[Records]
* * * * * * * * *
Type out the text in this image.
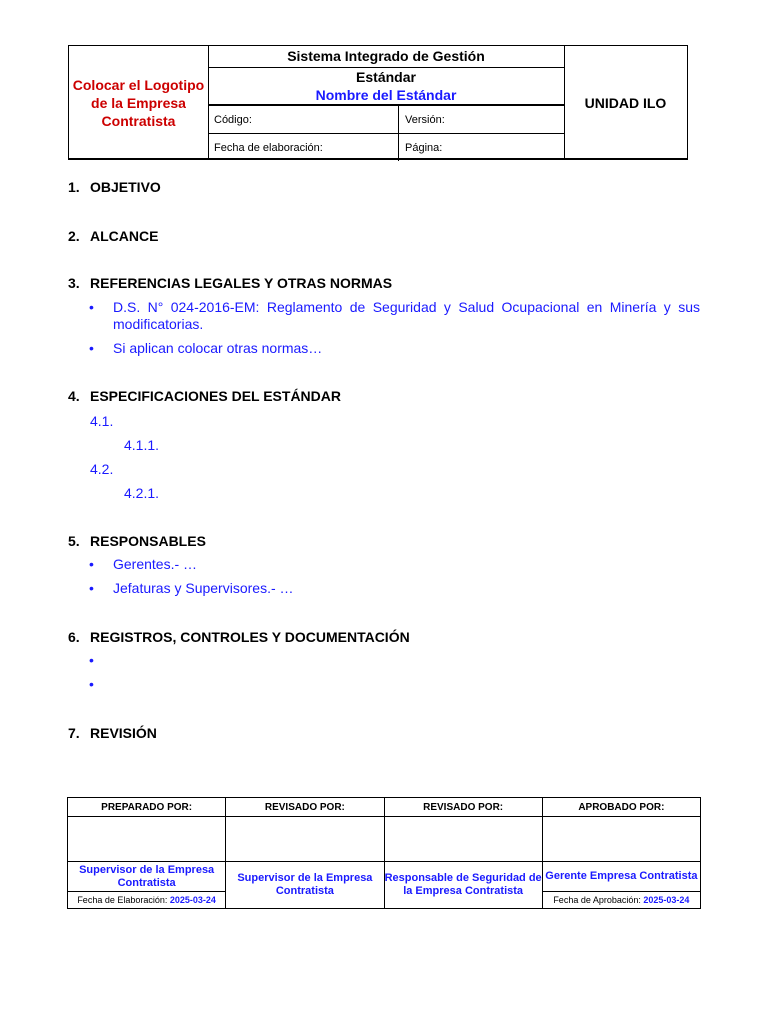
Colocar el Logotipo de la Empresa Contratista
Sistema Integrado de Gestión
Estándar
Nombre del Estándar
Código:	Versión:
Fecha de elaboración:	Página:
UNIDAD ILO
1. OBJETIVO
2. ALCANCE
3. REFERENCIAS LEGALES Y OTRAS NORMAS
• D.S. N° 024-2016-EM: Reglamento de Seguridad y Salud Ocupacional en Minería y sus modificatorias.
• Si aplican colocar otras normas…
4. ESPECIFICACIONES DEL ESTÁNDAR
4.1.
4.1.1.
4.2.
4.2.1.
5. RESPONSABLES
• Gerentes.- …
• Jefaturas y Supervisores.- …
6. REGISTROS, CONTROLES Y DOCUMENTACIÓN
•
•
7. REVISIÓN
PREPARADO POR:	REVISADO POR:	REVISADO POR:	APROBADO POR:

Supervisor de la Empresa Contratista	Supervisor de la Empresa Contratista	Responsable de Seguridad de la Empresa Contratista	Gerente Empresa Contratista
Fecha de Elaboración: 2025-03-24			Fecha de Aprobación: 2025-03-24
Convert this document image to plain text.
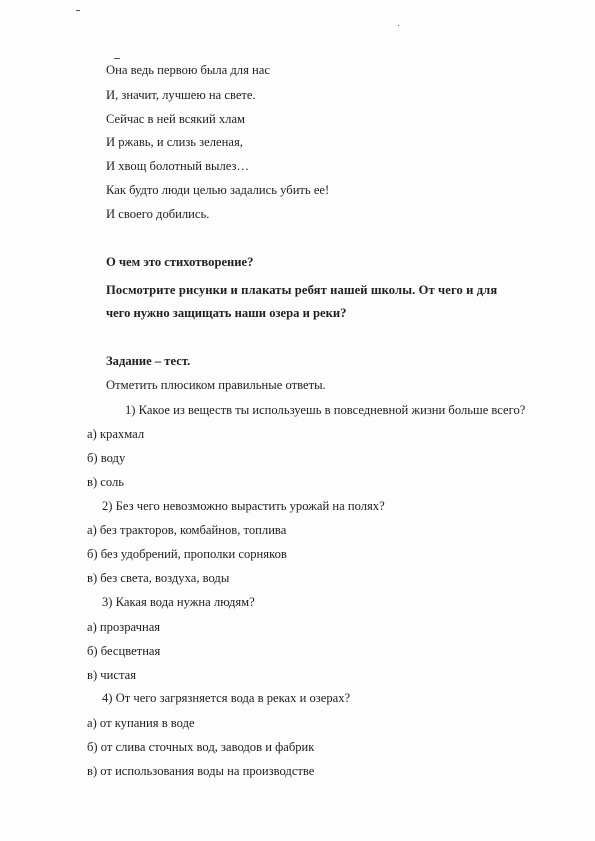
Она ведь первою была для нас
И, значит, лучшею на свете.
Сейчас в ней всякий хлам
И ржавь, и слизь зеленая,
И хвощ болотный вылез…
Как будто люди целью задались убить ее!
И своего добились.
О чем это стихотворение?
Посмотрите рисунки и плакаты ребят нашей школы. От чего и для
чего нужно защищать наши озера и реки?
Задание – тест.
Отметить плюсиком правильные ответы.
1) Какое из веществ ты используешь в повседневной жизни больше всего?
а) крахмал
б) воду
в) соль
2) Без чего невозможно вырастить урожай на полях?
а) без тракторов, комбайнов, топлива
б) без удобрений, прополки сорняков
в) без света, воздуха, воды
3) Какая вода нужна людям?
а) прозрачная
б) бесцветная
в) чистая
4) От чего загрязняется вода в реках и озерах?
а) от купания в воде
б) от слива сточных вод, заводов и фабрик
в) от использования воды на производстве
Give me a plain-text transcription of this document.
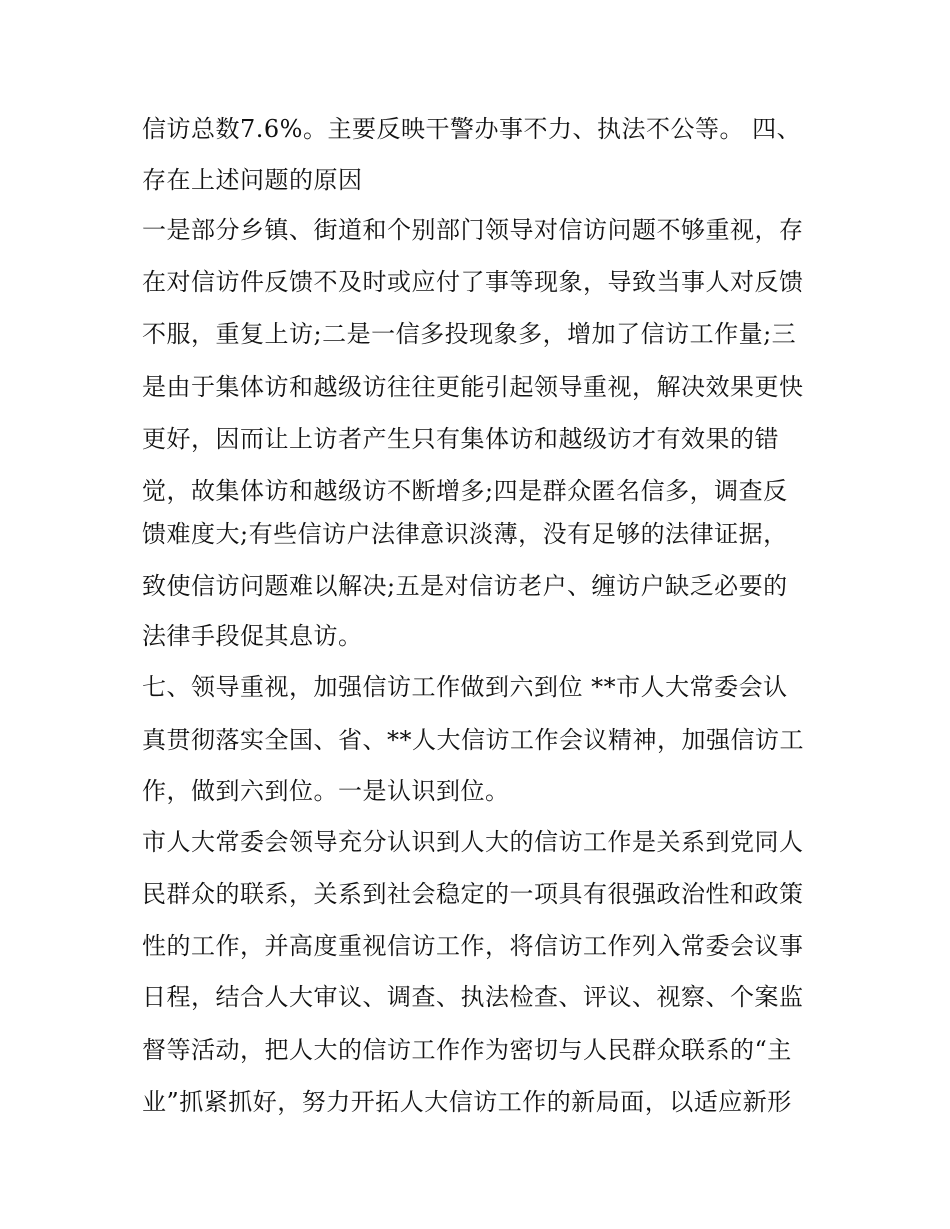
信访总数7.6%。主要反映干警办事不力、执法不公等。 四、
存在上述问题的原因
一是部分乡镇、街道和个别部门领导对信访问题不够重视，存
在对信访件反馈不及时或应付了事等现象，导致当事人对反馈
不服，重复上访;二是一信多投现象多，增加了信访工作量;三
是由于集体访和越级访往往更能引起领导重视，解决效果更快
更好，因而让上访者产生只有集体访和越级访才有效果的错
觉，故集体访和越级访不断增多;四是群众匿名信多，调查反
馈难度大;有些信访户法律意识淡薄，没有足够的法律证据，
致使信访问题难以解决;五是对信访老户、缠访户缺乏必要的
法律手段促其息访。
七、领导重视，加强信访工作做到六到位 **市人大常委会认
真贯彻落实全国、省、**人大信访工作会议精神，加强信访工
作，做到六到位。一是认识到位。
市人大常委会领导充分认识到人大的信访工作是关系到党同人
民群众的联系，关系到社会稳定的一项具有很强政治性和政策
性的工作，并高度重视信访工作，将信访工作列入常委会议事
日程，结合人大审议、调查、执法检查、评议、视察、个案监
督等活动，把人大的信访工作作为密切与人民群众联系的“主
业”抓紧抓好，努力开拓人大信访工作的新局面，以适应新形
* * * * * * * * *
• Prompt: Pull every line containing "Seguridad" out of the data above.

• Finished answer:
• D.S. N° 024-2016-EM: Reglamento de Seguridad y Salud Ocupacional en Minería y sus modificatorias.
Supervisor de la Empresa Contratista	Supervisor de la Empresa Contratista	Responsable de Seguridad de la Empresa Contratista	Gerente Empresa Contratista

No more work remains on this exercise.